▶ [Work required] Pull out every line containing the string "SOUTH".

═════ Information shown ═════

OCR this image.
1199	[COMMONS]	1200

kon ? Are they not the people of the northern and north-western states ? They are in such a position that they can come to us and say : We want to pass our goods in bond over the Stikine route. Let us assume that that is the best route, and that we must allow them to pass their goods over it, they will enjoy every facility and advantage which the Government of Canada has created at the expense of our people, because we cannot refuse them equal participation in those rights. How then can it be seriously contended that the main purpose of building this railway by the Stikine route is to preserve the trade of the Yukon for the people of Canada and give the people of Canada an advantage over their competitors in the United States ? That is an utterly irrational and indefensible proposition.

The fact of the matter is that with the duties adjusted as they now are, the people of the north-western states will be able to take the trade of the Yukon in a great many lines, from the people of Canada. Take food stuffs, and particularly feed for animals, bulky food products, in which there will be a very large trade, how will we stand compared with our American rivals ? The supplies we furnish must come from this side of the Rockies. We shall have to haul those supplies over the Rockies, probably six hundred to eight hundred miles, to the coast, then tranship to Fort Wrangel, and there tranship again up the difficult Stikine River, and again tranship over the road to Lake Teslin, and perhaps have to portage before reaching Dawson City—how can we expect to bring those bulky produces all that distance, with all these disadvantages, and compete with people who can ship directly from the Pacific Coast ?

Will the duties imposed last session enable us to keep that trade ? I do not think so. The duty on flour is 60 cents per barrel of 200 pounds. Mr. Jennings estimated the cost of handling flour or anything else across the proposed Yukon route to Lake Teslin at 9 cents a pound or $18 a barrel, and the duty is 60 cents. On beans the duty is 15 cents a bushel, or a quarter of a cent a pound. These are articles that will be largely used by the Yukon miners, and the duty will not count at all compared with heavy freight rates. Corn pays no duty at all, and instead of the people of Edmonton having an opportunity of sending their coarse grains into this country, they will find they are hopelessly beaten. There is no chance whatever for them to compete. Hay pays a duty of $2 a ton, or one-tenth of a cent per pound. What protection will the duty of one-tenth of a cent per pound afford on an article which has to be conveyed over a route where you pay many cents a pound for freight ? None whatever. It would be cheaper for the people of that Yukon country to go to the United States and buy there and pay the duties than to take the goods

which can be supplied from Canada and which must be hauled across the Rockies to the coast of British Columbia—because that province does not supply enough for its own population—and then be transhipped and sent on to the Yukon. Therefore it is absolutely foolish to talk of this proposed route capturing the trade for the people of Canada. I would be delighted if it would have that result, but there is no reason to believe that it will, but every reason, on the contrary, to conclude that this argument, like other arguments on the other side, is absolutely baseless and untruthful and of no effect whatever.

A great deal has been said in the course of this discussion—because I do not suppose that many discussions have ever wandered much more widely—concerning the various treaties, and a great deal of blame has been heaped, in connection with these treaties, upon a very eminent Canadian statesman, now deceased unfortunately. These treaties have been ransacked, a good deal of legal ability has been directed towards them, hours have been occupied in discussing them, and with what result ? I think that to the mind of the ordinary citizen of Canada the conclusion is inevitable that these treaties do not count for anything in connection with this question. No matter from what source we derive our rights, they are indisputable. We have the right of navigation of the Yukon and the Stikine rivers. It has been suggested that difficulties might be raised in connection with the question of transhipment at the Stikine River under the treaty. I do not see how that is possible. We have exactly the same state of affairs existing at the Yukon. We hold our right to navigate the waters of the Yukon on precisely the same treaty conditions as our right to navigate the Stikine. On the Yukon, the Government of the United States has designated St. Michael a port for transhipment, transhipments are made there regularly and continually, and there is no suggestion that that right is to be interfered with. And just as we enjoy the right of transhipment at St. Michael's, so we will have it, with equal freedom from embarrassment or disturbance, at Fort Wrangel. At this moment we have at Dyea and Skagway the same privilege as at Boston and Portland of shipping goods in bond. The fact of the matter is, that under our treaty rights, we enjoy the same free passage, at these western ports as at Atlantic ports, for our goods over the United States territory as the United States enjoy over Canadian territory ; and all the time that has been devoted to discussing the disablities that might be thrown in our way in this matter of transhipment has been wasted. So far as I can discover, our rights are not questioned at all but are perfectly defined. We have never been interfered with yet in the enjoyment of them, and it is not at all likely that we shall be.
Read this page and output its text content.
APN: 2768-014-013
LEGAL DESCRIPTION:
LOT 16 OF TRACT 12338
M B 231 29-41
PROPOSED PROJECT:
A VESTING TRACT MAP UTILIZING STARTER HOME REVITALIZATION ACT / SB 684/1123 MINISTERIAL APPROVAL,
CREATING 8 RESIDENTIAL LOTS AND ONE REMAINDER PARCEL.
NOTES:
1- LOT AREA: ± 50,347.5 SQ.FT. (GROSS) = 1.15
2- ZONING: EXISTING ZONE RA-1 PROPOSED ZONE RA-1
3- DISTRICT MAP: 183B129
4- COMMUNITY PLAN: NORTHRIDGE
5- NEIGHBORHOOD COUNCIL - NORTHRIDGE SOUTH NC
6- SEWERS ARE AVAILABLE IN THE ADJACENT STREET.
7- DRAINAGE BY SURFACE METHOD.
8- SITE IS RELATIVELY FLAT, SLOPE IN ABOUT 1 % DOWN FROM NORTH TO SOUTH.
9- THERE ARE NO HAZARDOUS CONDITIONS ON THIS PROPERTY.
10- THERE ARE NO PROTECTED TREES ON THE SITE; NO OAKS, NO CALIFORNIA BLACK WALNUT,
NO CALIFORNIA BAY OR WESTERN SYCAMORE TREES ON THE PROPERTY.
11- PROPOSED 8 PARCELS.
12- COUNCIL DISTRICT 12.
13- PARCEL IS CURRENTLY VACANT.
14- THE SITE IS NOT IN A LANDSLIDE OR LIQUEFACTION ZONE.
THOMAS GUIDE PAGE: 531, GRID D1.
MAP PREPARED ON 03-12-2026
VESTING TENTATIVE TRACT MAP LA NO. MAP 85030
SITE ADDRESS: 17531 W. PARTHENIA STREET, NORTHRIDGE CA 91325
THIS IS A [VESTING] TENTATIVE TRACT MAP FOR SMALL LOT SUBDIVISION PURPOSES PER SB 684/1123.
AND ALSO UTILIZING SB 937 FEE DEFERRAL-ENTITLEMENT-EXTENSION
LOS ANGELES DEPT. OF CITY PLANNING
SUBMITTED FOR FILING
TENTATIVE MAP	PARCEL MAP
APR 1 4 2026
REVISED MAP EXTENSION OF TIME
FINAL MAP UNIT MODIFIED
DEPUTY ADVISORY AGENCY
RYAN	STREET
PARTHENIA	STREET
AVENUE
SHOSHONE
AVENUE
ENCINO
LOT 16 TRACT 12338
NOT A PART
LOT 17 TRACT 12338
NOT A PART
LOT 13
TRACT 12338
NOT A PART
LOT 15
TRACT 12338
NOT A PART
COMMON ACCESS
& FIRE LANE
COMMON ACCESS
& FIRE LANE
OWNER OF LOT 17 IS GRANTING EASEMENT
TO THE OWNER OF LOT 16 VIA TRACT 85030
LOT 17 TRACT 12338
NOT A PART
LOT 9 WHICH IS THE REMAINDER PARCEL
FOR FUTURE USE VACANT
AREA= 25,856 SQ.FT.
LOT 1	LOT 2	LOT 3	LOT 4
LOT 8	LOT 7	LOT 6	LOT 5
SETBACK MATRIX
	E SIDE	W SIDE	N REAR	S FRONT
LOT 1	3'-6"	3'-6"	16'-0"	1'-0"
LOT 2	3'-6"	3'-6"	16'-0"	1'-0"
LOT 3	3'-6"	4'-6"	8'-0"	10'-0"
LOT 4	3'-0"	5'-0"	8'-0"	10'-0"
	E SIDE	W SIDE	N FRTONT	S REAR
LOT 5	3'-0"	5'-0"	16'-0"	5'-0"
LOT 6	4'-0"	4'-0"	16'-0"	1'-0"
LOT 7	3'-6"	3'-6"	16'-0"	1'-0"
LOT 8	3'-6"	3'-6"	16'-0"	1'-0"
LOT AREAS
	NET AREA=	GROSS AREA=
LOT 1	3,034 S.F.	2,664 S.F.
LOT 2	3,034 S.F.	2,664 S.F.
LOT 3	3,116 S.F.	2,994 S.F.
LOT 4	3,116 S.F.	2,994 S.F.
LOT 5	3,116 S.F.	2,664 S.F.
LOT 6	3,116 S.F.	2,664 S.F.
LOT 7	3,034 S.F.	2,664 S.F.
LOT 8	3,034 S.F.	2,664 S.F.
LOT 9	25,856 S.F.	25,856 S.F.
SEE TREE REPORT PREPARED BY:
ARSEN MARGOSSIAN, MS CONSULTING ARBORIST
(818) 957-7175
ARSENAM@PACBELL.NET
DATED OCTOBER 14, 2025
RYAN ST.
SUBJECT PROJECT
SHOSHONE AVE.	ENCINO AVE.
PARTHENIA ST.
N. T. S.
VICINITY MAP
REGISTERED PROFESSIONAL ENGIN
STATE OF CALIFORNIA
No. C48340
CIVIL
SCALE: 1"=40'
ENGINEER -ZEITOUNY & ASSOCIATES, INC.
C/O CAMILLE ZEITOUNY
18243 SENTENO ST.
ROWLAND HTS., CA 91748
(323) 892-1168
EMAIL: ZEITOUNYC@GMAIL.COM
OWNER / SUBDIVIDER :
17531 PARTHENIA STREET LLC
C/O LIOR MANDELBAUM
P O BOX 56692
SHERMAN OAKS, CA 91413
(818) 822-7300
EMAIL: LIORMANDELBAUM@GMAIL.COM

═════

▶ [Answer for this exercise]
5- NEIGHBORHOOD COUNCIL - NORTHRIDGE SOUTH NC
8- SITE IS RELATIVELY FLAT, SLOPE IN ABOUT 1 % DOWN FROM NORTH TO SOUTH.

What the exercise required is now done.